= What to work on =
Nothing may be dropped or altered: reproduce all the data.
───── Data shown
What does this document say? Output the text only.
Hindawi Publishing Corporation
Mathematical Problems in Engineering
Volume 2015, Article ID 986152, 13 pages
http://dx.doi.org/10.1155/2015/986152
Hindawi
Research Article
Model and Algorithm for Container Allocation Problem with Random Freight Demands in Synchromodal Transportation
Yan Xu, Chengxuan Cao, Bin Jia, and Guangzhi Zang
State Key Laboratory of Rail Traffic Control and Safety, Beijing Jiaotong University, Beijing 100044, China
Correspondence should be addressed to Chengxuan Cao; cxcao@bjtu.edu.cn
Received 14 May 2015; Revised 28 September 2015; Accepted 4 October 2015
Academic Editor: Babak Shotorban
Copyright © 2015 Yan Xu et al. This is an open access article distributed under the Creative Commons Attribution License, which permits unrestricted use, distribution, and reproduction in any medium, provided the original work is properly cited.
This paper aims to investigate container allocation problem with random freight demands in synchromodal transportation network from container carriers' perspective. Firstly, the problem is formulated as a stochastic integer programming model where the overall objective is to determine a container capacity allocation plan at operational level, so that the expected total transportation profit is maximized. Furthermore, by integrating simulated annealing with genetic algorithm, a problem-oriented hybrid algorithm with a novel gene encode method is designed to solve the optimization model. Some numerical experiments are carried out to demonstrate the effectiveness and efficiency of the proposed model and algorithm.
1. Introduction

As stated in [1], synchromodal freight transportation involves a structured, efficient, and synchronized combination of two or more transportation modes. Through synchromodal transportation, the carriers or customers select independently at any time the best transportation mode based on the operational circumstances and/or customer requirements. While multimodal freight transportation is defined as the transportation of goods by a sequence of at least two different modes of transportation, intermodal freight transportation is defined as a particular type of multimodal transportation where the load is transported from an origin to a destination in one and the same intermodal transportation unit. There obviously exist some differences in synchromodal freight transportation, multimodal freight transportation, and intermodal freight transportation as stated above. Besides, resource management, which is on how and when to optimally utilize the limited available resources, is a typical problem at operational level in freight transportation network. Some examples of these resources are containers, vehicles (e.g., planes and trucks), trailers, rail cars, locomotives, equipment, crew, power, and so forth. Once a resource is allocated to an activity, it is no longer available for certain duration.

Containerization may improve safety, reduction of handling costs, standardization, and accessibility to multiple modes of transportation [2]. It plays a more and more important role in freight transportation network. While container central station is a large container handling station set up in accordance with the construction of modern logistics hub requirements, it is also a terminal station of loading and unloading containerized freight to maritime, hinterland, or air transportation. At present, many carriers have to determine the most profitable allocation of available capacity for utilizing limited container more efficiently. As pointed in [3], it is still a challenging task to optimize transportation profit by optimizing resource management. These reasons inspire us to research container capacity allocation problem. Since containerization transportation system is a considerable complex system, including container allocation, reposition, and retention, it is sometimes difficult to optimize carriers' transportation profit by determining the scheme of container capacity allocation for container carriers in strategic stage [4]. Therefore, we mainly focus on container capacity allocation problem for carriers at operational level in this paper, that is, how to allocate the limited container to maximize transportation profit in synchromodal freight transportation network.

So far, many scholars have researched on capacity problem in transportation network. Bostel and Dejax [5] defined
──────────
= Final answer =
What does this document say? Output the text only.
Hindawi Publishing Corporation
Mathematical Problems in Engineering
Volume 2015, Article ID 986152, 13 pages
http://dx.doi.org/10.1155/2015/986152
Hindawi
Research Article
Model and Algorithm for Container Allocation Problem with Random Freight Demands in Synchromodal Transportation
Yan Xu, Chengxuan Cao, Bin Jia, and Guangzhi Zang
State Key Laboratory of Rail Traffic Control and Safety, Beijing Jiaotong University, Beijing 100044, China
Correspondence should be addressed to Chengxuan Cao; cxcao@bjtu.edu.cn
Received 14 May 2015; Revised 28 September 2015; Accepted 4 October 2015
Academic Editor: Babak Shotorban
Copyright © 2015 Yan Xu et al. This is an open access article distributed under the Creative Commons Attribution License, which permits unrestricted use, distribution, and reproduction in any medium, provided the original work is properly cited.
This paper aims to investigate container allocation problem with random freight demands in synchromodal transportation network from container carriers' perspective. Firstly, the problem is formulated as a stochastic integer programming model where the overall objective is to determine a container capacity allocation plan at operational level, so that the expected total transportation profit is maximized. Furthermore, by integrating simulated annealing with genetic algorithm, a problem-oriented hybrid algorithm with a novel gene encode method is designed to solve the optimization model. Some numerical experiments are carried out to demonstrate the effectiveness and efficiency of the proposed model and algorithm.
1. Introduction

As stated in [1], synchromodal freight transportation involves a structured, efficient, and synchronized combination of two or more transportation modes. Through synchromodal transportation, the carriers or customers select independently at any time the best transportation mode based on the operational circumstances and/or customer requirements. While multimodal freight transportation is defined as the transportation of goods by a sequence of at least two different modes of transportation, intermodal freight transportation is defined as a particular type of multimodal transportation where the load is transported from an origin to a destination in one and the same intermodal transportation unit. There obviously exist some differences in synchromodal freight transportation, multimodal freight transportation, and intermodal freight transportation as stated above. Besides, resource management, which is on how and when to optimally utilize the limited available resources, is a typical problem at operational level in freight transportation network. Some examples of these resources are containers, vehicles (e.g., planes and trucks), trailers, rail cars, locomotives, equipment, crew, power, and so forth. Once a resource is allocated to an activity, it is no longer available for certain duration.

Containerization may improve safety, reduction of handling costs, standardization, and accessibility to multiple modes of transportation [2]. It plays a more and more important role in freight transportation network. While container central station is a large container handling station set up in accordance with the construction of modern logistics hub requirements, it is also a terminal station of loading and unloading containerized freight to maritime, hinterland, or air transportation. At present, many carriers have to determine the most profitable allocation of available capacity for utilizing limited container more efficiently. As pointed in [3], it is still a challenging task to optimize transportation profit by optimizing resource management. These reasons inspire us to research container capacity allocation problem. Since containerization transportation system is a considerable complex system, including container allocation, reposition, and retention, it is sometimes difficult to optimize carriers' transportation profit by determining the scheme of container capacity allocation for container carriers in strategic stage [4]. Therefore, we mainly focus on container capacity allocation problem for carriers at operational level in this paper, that is, how to allocate the limited container to maximize transportation profit in synchromodal freight transportation network.

So far, many scholars have researched on capacity problem in transportation network. Bostel and Dejax [5] defined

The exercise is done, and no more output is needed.